**YOUR TASK:** Copy all lines below containing "name".

**STORED RECORDS:**
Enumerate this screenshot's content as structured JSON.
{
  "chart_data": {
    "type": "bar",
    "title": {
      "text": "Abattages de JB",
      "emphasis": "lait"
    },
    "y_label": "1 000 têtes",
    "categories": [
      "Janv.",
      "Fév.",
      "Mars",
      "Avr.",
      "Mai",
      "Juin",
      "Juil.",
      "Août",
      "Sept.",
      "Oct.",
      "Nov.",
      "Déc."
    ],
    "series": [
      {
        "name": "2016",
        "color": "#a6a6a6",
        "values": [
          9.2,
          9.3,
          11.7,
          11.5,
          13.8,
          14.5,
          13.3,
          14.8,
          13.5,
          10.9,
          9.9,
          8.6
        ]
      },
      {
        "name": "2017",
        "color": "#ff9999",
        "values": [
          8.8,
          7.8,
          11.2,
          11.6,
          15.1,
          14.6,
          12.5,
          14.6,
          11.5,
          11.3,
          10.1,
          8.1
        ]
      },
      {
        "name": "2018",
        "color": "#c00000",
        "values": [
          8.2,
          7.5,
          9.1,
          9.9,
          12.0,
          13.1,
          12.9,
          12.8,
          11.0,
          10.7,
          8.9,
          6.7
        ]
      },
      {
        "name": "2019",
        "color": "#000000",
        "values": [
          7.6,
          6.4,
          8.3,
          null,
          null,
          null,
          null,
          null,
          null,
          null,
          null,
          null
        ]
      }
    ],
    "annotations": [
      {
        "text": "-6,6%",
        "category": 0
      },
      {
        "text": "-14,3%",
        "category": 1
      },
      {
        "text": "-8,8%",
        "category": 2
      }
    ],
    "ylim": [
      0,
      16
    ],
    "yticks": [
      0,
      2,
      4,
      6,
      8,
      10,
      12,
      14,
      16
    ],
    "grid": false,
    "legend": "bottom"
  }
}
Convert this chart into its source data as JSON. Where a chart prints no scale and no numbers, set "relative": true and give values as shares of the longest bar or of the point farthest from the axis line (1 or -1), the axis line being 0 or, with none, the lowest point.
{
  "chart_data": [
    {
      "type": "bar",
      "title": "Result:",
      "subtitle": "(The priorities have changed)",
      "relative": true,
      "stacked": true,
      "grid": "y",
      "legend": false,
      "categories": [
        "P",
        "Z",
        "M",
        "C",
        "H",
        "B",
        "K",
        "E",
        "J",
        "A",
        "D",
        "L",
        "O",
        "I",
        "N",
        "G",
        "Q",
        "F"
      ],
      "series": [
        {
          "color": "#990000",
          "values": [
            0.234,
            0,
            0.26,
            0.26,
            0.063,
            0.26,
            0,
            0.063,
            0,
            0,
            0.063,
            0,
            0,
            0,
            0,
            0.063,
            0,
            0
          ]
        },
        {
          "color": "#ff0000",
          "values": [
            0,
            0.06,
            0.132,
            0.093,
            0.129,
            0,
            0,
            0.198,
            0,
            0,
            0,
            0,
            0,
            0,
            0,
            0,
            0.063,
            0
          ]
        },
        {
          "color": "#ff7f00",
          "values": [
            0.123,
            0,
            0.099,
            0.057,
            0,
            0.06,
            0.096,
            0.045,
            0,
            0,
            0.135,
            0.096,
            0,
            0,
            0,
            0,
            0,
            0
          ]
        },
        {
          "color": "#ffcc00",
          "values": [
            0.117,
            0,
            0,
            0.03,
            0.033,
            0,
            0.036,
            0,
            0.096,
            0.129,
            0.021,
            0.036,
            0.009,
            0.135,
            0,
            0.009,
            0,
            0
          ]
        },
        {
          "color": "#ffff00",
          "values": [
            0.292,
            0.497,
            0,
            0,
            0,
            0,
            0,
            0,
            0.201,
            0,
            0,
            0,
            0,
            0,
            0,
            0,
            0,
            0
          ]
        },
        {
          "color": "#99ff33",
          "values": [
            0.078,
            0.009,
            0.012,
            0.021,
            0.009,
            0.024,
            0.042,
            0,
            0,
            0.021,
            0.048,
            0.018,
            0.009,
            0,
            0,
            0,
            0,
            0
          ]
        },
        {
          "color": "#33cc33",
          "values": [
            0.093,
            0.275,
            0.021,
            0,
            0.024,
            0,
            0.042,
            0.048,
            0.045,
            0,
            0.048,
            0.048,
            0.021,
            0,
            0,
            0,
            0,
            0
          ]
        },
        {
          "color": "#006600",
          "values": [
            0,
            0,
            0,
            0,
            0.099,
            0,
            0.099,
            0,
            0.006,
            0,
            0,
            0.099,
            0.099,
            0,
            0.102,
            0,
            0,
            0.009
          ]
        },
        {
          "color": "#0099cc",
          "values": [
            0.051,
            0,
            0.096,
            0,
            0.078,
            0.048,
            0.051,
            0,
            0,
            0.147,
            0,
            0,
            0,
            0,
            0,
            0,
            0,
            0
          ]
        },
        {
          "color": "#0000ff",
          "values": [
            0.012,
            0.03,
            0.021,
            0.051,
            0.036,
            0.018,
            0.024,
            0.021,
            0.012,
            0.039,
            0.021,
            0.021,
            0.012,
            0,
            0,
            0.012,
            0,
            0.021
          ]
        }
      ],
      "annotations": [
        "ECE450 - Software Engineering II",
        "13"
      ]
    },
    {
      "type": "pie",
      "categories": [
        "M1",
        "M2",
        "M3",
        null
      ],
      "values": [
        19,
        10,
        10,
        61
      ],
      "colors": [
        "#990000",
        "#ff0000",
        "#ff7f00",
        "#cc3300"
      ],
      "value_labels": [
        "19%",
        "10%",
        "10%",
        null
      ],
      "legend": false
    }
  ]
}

**FINISHED ANSWER:**
        "name": "2016",
        "name": "2017",
        "name": "2018",
        "name": "2019",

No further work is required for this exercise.